(EXERCISE INPUT)
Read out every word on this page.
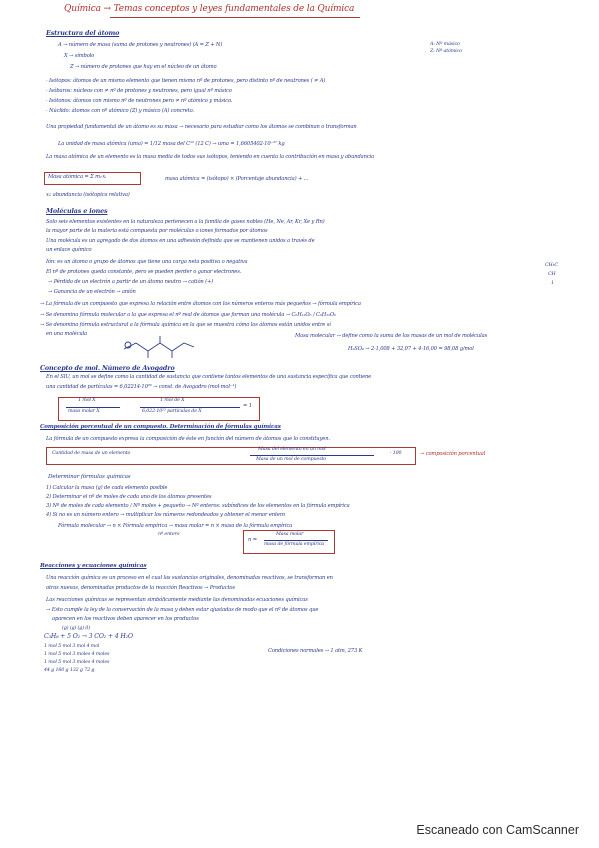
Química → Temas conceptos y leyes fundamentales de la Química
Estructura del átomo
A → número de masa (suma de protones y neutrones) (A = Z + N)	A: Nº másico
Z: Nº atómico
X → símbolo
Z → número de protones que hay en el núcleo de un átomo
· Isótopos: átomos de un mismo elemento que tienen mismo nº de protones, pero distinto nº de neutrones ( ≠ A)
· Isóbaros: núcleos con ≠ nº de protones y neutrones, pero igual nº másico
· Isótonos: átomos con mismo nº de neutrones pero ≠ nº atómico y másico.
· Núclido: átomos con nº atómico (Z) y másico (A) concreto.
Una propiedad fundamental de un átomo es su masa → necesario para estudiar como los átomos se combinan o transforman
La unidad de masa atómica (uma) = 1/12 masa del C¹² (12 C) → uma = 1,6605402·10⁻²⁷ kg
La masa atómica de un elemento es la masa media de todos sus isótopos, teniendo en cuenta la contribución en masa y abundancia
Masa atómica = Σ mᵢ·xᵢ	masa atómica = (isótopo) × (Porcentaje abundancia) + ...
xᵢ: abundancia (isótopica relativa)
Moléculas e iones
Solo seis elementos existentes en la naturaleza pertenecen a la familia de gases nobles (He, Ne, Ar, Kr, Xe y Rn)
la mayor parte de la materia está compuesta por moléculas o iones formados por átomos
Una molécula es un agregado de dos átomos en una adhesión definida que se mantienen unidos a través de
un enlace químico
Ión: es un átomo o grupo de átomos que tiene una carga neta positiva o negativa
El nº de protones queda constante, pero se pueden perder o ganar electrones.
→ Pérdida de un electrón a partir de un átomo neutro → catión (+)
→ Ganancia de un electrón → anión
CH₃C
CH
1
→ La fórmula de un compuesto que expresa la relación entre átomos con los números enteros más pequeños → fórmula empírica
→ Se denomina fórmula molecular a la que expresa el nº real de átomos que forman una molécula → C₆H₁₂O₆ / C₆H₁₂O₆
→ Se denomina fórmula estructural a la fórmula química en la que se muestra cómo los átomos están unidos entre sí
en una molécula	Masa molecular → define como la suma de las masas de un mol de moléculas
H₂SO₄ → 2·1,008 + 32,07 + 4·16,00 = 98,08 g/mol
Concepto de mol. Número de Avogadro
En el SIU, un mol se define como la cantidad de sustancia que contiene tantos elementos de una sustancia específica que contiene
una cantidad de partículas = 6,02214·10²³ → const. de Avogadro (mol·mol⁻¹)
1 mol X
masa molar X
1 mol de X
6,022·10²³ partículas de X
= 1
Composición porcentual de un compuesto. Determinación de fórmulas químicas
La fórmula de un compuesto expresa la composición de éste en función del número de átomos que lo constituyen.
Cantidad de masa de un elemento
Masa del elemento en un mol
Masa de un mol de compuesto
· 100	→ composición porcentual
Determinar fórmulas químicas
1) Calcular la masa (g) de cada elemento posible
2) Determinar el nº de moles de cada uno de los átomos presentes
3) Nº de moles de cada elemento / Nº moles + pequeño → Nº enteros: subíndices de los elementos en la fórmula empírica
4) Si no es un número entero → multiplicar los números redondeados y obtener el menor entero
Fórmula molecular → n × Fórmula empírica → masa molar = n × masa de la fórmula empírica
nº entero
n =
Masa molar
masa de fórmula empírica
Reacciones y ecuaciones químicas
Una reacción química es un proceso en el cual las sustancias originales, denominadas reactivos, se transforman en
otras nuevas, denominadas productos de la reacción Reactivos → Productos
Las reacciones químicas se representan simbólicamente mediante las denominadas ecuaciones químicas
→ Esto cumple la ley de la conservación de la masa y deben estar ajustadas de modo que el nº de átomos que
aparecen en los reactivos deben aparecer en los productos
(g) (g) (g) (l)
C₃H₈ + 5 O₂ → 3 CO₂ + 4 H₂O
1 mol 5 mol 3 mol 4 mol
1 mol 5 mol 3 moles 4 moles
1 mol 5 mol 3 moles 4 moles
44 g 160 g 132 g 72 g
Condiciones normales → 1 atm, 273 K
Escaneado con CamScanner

==

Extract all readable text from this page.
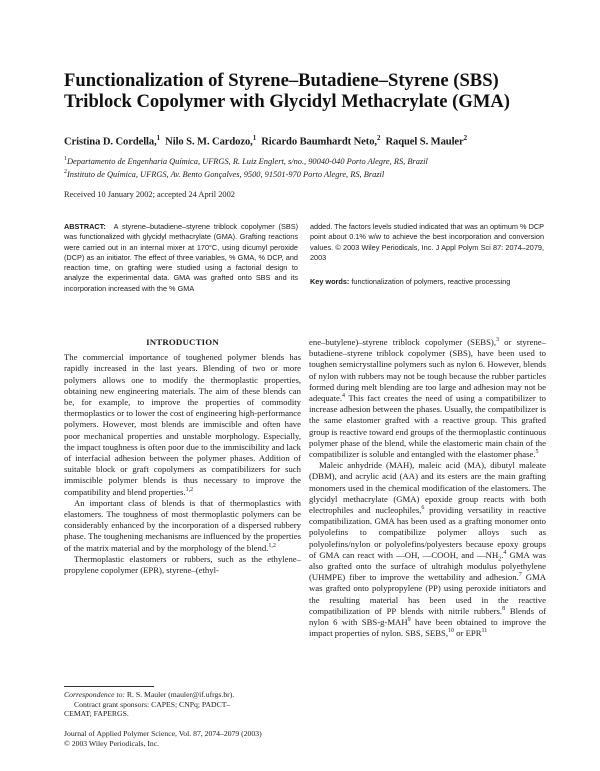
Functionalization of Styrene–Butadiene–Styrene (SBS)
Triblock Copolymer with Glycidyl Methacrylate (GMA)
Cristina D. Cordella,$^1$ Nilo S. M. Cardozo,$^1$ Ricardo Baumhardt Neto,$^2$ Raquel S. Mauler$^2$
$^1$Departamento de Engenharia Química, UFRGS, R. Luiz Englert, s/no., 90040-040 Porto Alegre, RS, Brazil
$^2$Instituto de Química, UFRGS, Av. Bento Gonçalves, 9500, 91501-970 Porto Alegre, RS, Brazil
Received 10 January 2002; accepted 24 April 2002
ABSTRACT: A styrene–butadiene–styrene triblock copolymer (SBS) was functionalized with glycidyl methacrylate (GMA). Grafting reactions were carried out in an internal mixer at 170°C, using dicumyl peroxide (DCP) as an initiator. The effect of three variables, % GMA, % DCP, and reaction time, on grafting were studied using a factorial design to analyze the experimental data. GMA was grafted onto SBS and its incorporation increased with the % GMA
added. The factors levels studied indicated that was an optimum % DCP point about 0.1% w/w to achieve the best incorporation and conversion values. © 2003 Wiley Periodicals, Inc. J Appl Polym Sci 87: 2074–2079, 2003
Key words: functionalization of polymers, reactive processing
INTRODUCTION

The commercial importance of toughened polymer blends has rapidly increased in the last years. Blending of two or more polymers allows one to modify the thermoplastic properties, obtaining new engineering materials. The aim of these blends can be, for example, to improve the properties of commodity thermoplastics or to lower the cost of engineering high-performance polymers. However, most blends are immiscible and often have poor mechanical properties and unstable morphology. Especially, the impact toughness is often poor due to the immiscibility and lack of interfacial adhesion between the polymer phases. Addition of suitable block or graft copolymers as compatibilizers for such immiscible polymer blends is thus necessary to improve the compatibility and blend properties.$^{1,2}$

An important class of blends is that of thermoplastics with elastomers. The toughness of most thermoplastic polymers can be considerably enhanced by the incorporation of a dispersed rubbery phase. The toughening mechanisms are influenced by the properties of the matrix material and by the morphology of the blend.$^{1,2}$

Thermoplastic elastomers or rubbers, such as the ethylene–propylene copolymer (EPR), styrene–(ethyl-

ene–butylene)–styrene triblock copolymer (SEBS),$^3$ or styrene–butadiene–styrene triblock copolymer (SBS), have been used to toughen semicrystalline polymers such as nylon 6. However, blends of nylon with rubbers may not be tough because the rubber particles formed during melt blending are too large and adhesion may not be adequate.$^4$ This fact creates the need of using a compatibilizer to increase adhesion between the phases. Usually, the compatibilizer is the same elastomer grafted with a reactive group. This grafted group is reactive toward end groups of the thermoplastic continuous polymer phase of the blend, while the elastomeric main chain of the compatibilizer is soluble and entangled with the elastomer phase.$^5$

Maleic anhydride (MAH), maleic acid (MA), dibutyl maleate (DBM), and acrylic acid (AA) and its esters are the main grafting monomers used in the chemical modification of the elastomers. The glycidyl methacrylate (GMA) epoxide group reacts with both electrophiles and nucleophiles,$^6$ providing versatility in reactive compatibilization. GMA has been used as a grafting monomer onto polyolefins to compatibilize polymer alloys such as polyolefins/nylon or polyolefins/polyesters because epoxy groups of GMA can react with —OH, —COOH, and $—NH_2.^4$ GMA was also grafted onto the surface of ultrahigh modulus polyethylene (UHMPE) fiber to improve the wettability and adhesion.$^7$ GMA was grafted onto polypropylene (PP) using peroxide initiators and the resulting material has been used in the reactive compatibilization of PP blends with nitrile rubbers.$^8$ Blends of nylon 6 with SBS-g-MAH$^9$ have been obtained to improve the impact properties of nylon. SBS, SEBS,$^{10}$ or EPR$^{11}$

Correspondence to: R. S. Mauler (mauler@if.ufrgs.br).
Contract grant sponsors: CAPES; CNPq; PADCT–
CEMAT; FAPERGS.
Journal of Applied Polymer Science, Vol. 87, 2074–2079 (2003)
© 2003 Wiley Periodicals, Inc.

(REQUIRED TASK)
Scan the material above. Extract every line in which the word "peroxide" occurs.

(EXERCISE RESPONSE)
ABSTRACT: A styrene–butadiene–styrene triblock copolymer (SBS) was functionalized with glycidyl methacrylate (GMA). Grafting reactions were carried out in an internal mixer at 170°C, using dicumyl peroxide (DCP) as an initiator. The effect of three variables, % GMA, % DCP, and reaction time, on grafting were studied using a factorial design to analyze the experimental data. GMA was grafted onto SBS and its incorporation increased with the % GMA
Maleic anhydride (MAH), maleic acid (MA), dibutyl maleate (DBM), and acrylic acid (AA) and its esters are the main grafting monomers used in the chemical modification of the elastomers. The glycidyl methacrylate (GMA) epoxide group reacts with both electrophiles and nucleophiles,$^6$ providing versatility in reactive compatibilization. GMA has been used as a grafting monomer onto polyolefins to compatibilize polymer alloys such as polyolefins/nylon or polyolefins/polyesters because epoxy groups of GMA can react with —OH, —COOH, and $—NH_2.^4$ GMA was also grafted onto the surface of ultrahigh modulus polyethylene (UHMPE) fiber to improve the wettability and adhesion.$^7$ GMA was grafted onto polypropylene (PP) using peroxide initiators and the resulting material has been used in the reactive compatibilization of PP blends with nitrile rubbers.$^8$ Blends of nylon 6 with SBS-g-MAH$^9$ have been obtained to improve the impact properties of nylon. SBS, SEBS,$^{10}$ or EPR$^{11}$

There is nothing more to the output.